## SHORT EXERCISE
Keep the pictures out and restate every record exactly.

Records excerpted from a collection
========================================

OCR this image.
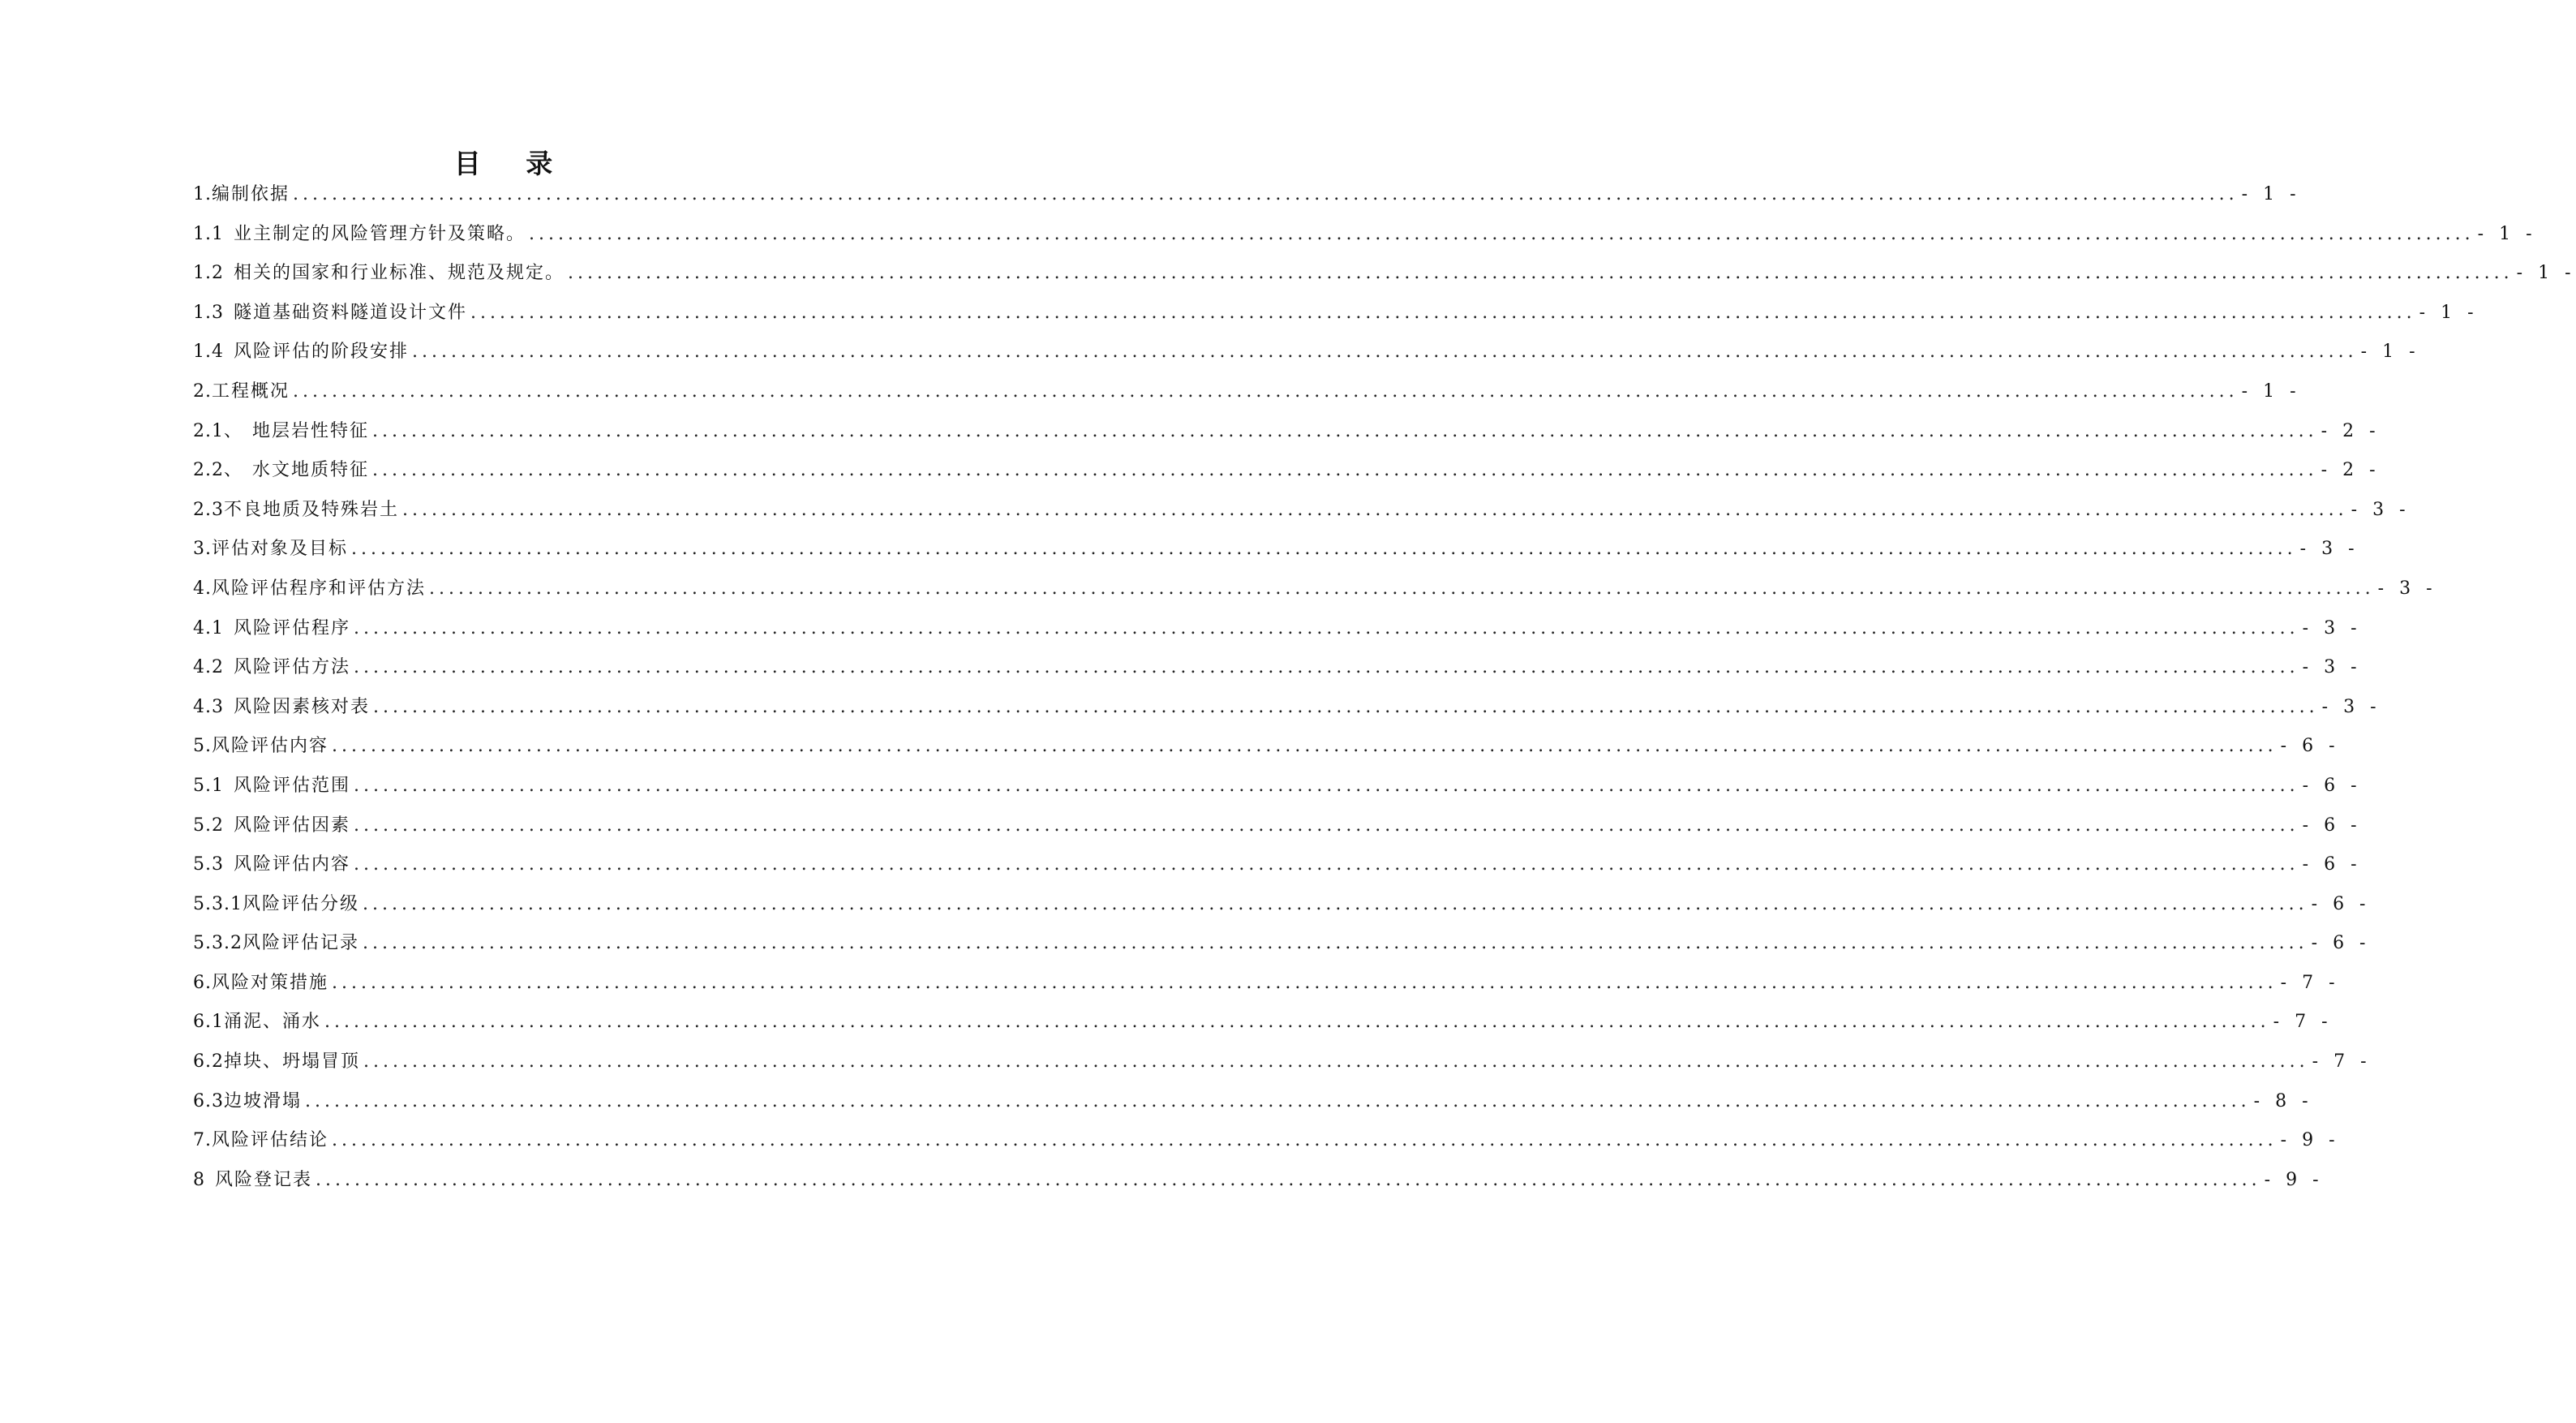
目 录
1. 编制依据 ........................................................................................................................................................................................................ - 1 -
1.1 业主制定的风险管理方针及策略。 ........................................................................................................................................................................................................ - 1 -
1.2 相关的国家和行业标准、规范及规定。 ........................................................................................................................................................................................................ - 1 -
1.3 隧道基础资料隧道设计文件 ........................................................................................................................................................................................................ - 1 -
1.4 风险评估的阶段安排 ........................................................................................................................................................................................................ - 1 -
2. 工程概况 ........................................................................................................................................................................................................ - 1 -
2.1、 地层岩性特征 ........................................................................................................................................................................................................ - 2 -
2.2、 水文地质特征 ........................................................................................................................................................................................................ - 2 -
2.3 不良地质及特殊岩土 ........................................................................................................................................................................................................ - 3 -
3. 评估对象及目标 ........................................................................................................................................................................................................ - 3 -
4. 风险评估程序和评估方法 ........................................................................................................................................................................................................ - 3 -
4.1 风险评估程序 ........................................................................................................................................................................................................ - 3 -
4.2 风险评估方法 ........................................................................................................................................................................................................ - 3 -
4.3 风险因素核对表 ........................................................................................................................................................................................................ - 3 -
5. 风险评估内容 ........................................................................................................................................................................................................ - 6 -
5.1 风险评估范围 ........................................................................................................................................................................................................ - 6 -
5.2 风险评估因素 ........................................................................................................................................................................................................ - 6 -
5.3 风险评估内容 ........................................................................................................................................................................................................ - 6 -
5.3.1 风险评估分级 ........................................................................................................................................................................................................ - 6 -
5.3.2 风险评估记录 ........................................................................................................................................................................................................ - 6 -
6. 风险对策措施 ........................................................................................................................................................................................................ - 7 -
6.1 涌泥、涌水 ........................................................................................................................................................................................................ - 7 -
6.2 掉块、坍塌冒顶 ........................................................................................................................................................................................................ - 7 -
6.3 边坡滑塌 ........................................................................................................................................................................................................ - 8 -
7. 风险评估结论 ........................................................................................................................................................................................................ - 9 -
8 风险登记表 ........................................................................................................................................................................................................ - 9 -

========================================

## RESULT
OCR this image.
目 录
1. 编制依据 ........................................................................................................................................................................................................ - 1 -
1.1 业主制定的风险管理方针及策略。 ........................................................................................................................................................................................................ - 1 -
1.2 相关的国家和行业标准、规范及规定。 ........................................................................................................................................................................................................ - 1 -
1.3 隧道基础资料隧道设计文件 ........................................................................................................................................................................................................ - 1 -
1.4 风险评估的阶段安排 ........................................................................................................................................................................................................ - 1 -
2. 工程概况 ........................................................................................................................................................................................................ - 1 -
2.1、 地层岩性特征 ........................................................................................................................................................................................................ - 2 -
2.2、 水文地质特征 ........................................................................................................................................................................................................ - 2 -
2.3 不良地质及特殊岩土 ........................................................................................................................................................................................................ - 3 -
3. 评估对象及目标 ........................................................................................................................................................................................................ - 3 -
4. 风险评估程序和评估方法 ........................................................................................................................................................................................................ - 3 -
4.1 风险评估程序 ........................................................................................................................................................................................................ - 3 -
4.2 风险评估方法 ........................................................................................................................................................................................................ - 3 -
4.3 风险因素核对表 ........................................................................................................................................................................................................ - 3 -
5. 风险评估内容 ........................................................................................................................................................................................................ - 6 -
5.1 风险评估范围 ........................................................................................................................................................................................................ - 6 -
5.2 风险评估因素 ........................................................................................................................................................................................................ - 6 -
5.3 风险评估内容 ........................................................................................................................................................................................................ - 6 -
5.3.1 风险评估分级 ........................................................................................................................................................................................................ - 6 -
5.3.2 风险评估记录 ........................................................................................................................................................................................................ - 6 -
6. 风险对策措施 ........................................................................................................................................................................................................ - 7 -
6.1 涌泥、涌水 ........................................................................................................................................................................................................ - 7 -
6.2 掉块、坍塌冒顶 ........................................................................................................................................................................................................ - 7 -
6.3 边坡滑塌 ........................................................................................................................................................................................................ - 8 -
7. 风险评估结论 ........................................................................................................................................................................................................ - 9 -
8 风险登记表 ........................................................................................................................................................................................................ - 9 -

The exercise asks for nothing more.